**PROBLEM TO SOLVE:** Here are records with pictures in them. Copy all of them exactly and leave the pictures out.
::: PROVIDED ENTRIES :::
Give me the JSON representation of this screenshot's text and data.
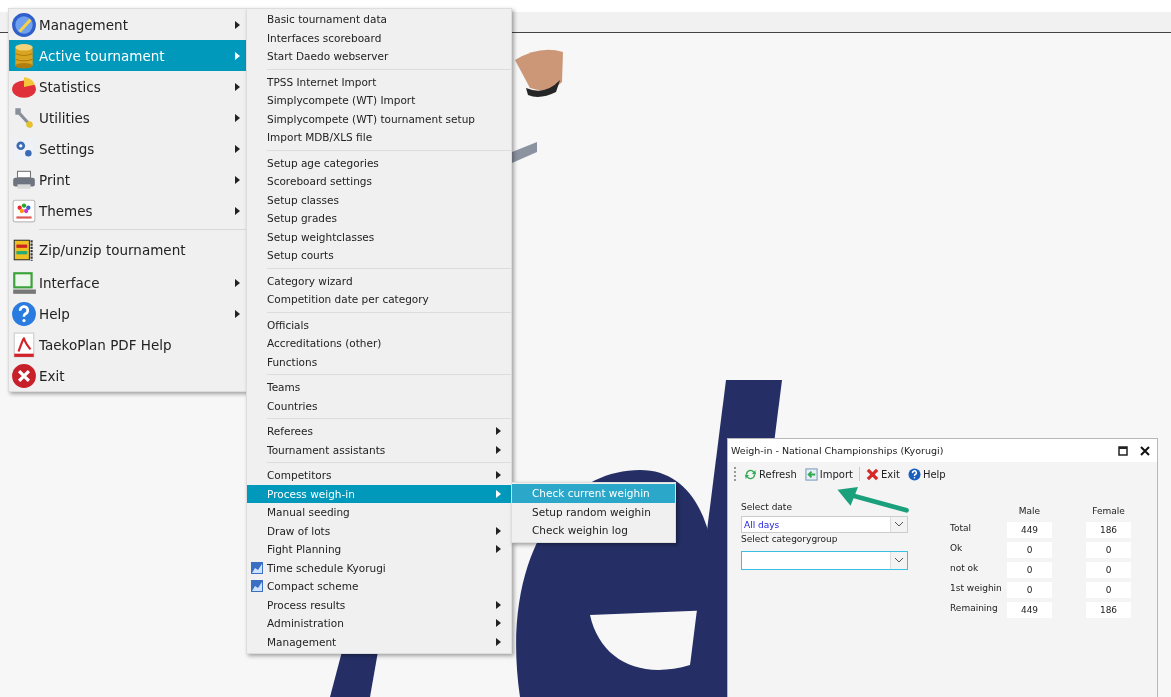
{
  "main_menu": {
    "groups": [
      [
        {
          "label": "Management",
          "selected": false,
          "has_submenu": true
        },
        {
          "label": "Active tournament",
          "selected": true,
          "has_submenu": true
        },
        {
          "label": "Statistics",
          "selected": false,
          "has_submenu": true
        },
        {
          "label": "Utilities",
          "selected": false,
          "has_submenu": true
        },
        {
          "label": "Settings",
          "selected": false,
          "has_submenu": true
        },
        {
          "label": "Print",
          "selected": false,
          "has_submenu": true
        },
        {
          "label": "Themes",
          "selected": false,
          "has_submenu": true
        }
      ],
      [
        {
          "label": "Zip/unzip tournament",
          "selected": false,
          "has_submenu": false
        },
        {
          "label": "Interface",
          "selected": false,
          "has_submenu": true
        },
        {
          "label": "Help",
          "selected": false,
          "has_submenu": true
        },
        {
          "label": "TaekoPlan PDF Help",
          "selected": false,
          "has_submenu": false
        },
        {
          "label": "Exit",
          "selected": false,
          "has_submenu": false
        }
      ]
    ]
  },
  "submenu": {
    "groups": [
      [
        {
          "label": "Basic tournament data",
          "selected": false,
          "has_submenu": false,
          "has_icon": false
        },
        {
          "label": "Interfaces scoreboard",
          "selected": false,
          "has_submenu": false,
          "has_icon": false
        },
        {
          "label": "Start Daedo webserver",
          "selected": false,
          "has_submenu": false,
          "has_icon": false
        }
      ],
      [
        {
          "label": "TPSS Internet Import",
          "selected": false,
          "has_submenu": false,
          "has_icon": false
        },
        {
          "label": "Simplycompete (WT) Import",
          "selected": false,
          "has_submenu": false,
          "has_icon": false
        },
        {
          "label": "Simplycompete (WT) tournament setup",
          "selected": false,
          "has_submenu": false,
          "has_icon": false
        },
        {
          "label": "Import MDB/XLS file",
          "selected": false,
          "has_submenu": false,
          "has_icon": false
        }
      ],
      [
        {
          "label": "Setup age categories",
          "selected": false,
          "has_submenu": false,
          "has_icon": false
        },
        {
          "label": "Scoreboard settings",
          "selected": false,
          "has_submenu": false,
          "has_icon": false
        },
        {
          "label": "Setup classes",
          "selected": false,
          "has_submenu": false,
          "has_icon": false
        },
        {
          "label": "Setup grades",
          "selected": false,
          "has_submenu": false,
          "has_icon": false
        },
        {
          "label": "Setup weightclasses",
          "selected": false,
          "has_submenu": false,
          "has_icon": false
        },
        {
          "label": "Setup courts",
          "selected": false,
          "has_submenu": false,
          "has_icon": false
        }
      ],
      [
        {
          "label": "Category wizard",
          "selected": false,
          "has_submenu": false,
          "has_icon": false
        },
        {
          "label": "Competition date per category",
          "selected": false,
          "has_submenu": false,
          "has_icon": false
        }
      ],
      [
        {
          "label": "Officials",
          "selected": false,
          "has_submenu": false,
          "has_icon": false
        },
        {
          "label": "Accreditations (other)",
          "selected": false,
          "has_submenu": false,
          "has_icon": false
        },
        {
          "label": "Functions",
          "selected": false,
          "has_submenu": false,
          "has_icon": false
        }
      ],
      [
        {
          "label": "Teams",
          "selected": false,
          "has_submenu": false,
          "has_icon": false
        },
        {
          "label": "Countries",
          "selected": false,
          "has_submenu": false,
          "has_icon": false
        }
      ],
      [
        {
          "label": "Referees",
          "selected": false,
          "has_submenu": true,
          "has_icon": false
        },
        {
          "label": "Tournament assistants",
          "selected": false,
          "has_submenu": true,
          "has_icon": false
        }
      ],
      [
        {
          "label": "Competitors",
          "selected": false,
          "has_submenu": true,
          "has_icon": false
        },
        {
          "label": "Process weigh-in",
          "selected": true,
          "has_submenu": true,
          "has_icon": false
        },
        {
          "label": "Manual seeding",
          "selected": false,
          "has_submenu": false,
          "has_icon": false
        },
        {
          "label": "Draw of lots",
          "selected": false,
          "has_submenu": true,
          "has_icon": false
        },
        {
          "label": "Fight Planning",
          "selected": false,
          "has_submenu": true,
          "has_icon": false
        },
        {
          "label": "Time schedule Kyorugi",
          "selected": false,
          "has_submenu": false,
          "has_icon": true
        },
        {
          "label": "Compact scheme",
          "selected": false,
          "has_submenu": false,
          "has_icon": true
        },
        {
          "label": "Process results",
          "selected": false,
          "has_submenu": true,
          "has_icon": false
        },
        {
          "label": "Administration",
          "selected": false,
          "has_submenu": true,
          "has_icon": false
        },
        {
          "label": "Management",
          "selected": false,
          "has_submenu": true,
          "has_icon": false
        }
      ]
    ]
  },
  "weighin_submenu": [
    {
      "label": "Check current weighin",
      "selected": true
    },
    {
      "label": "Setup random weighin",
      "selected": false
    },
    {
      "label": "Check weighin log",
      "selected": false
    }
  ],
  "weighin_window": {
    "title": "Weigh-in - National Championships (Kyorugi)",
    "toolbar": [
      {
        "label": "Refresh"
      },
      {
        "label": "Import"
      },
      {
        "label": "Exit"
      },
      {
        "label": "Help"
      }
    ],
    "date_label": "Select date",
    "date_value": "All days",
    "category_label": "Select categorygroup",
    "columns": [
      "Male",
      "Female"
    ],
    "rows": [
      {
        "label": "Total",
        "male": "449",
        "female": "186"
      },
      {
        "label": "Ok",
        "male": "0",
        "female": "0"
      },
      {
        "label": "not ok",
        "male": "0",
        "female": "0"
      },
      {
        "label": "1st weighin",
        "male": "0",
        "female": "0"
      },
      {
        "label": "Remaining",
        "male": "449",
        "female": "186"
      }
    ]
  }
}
:::
**OUTPUT FOR THIS EXERCISE:**
Give me the JSON representation of this screenshot's text and data.
{
  "main_menu": {
    "groups": [
      [
        {
          "label": "Management",
          "selected": false,
          "has_submenu": true
        },
        {
          "label": "Active tournament",
          "selected": true,
          "has_submenu": true
        },
        {
          "label": "Statistics",
          "selected": false,
          "has_submenu": true
        },
        {
          "label": "Utilities",
          "selected": false,
          "has_submenu": true
        },
        {
          "label": "Settings",
          "selected": false,
          "has_submenu": true
        },
        {
          "label": "Print",
          "selected": false,
          "has_submenu": true
        },
        {
          "label": "Themes",
          "selected": false,
          "has_submenu": true
        }
      ],
      [
        {
          "label": "Zip/unzip tournament",
          "selected": false,
          "has_submenu": false
        },
        {
          "label": "Interface",
          "selected": false,
          "has_submenu": true
        },
        {
          "label": "Help",
          "selected": false,
          "has_submenu": true
        },
        {
          "label": "TaekoPlan PDF Help",
          "selected": false,
          "has_submenu": false
        },
        {
          "label": "Exit",
          "selected": false,
          "has_submenu": false
        }
      ]
    ]
  },
  "submenu": {
    "groups": [
      [
        {
          "label": "Basic tournament data",
          "selected": false,
          "has_submenu": false,
          "has_icon": false
        },
        {
          "label": "Interfaces scoreboard",
          "selected": false,
          "has_submenu": false,
          "has_icon": false
        },
        {
          "label": "Start Daedo webserver",
          "selected": false,
          "has_submenu": false,
          "has_icon": false
        }
      ],
      [
        {
          "label": "TPSS Internet Import",
          "selected": false,
          "has_submenu": false,
          "has_icon": false
        },
        {
          "label": "Simplycompete (WT) Import",
          "selected": false,
          "has_submenu": false,
          "has_icon": false
        },
        {
          "label": "Simplycompete (WT) tournament setup",
          "selected": false,
          "has_submenu": false,
          "has_icon": false
        },
        {
          "label": "Import MDB/XLS file",
          "selected": false,
          "has_submenu": false,
          "has_icon": false
        }
      ],
      [
        {
          "label": "Setup age categories",
          "selected": false,
          "has_submenu": false,
          "has_icon": false
        },
        {
          "label": "Scoreboard settings",
          "selected": false,
          "has_submenu": false,
          "has_icon": false
        },
        {
          "label": "Setup classes",
          "selected": false,
          "has_submenu": false,
          "has_icon": false
        },
        {
          "label": "Setup grades",
          "selected": false,
          "has_submenu": false,
          "has_icon": false
        },
        {
          "label": "Setup weightclasses",
          "selected": false,
          "has_submenu": false,
          "has_icon": false
        },
        {
          "label": "Setup courts",
          "selected": false,
          "has_submenu": false,
          "has_icon": false
        }
      ],
      [
        {
          "label": "Category wizard",
          "selected": false,
          "has_submenu": false,
          "has_icon": false
        },
        {
          "label": "Competition date per category",
          "selected": false,
          "has_submenu": false,
          "has_icon": false
        }
      ],
      [
        {
          "label": "Officials",
          "selected": false,
          "has_submenu": false,
          "has_icon": false
        },
        {
          "label": "Accreditations (other)",
          "selected": false,
          "has_submenu": false,
          "has_icon": false
        },
        {
          "label": "Functions",
          "selected": false,
          "has_submenu": false,
          "has_icon": false
        }
      ],
      [
        {
          "label": "Teams",
          "selected": false,
          "has_submenu": false,
          "has_icon": false
        },
        {
          "label": "Countries",
          "selected": false,
          "has_submenu": false,
          "has_icon": false
        }
      ],
      [
        {
          "label": "Referees",
          "selected": false,
          "has_submenu": true,
          "has_icon": false
        },
        {
          "label": "Tournament assistants",
          "selected": false,
          "has_submenu": true,
          "has_icon": false
        }
      ],
      [
        {
          "label": "Competitors",
          "selected": false,
          "has_submenu": true,
          "has_icon": false
        },
        {
          "label": "Process weigh-in",
          "selected": true,
          "has_submenu": true,
          "has_icon": false
        },
        {
          "label": "Manual seeding",
          "selected": false,
          "has_submenu": false,
          "has_icon": false
        },
        {
          "label": "Draw of lots",
          "selected": false,
          "has_submenu": true,
          "has_icon": false
        },
        {
          "label": "Fight Planning",
          "selected": false,
          "has_submenu": true,
          "has_icon": false
        },
        {
          "label": "Time schedule Kyorugi",
          "selected": false,
          "has_submenu": false,
          "has_icon": true
        },
        {
          "label": "Compact scheme",
          "selected": false,
          "has_submenu": false,
          "has_icon": true
        },
        {
          "label": "Process results",
          "selected": false,
          "has_submenu": true,
          "has_icon": false
        },
        {
          "label": "Administration",
          "selected": false,
          "has_submenu": true,
          "has_icon": false
        },
        {
          "label": "Management",
          "selected": false,
          "has_submenu": true,
          "has_icon": false
        }
      ]
    ]
  },
  "weighin_submenu": [
    {
      "label": "Check current weighin",
      "selected": true
    },
    {
      "label": "Setup random weighin",
      "selected": false
    },
    {
      "label": "Check weighin log",
      "selected": false
    }
  ],
  "weighin_window": {
    "title": "Weigh-in - National Championships (Kyorugi)",
    "toolbar": [
      {
        "label": "Refresh"
      },
      {
        "label": "Import"
      },
      {
        "label": "Exit"
      },
      {
        "label": "Help"
      }
    ],
    "date_label": "Select date",
    "date_value": "All days",
    "category_label": "Select categorygroup",
    "columns": [
      "Male",
      "Female"
    ],
    "rows": [
      {
        "label": "Total",
        "male": "449",
        "female": "186"
      },
      {
        "label": "Ok",
        "male": "0",
        "female": "0"
      },
      {
        "label": "not ok",
        "male": "0",
        "female": "0"
      },
      {
        "label": "1st weighin",
        "male": "0",
        "female": "0"
      },
      {
        "label": "Remaining",
        "male": "449",
        "female": "186"
      }
    ]
  }
}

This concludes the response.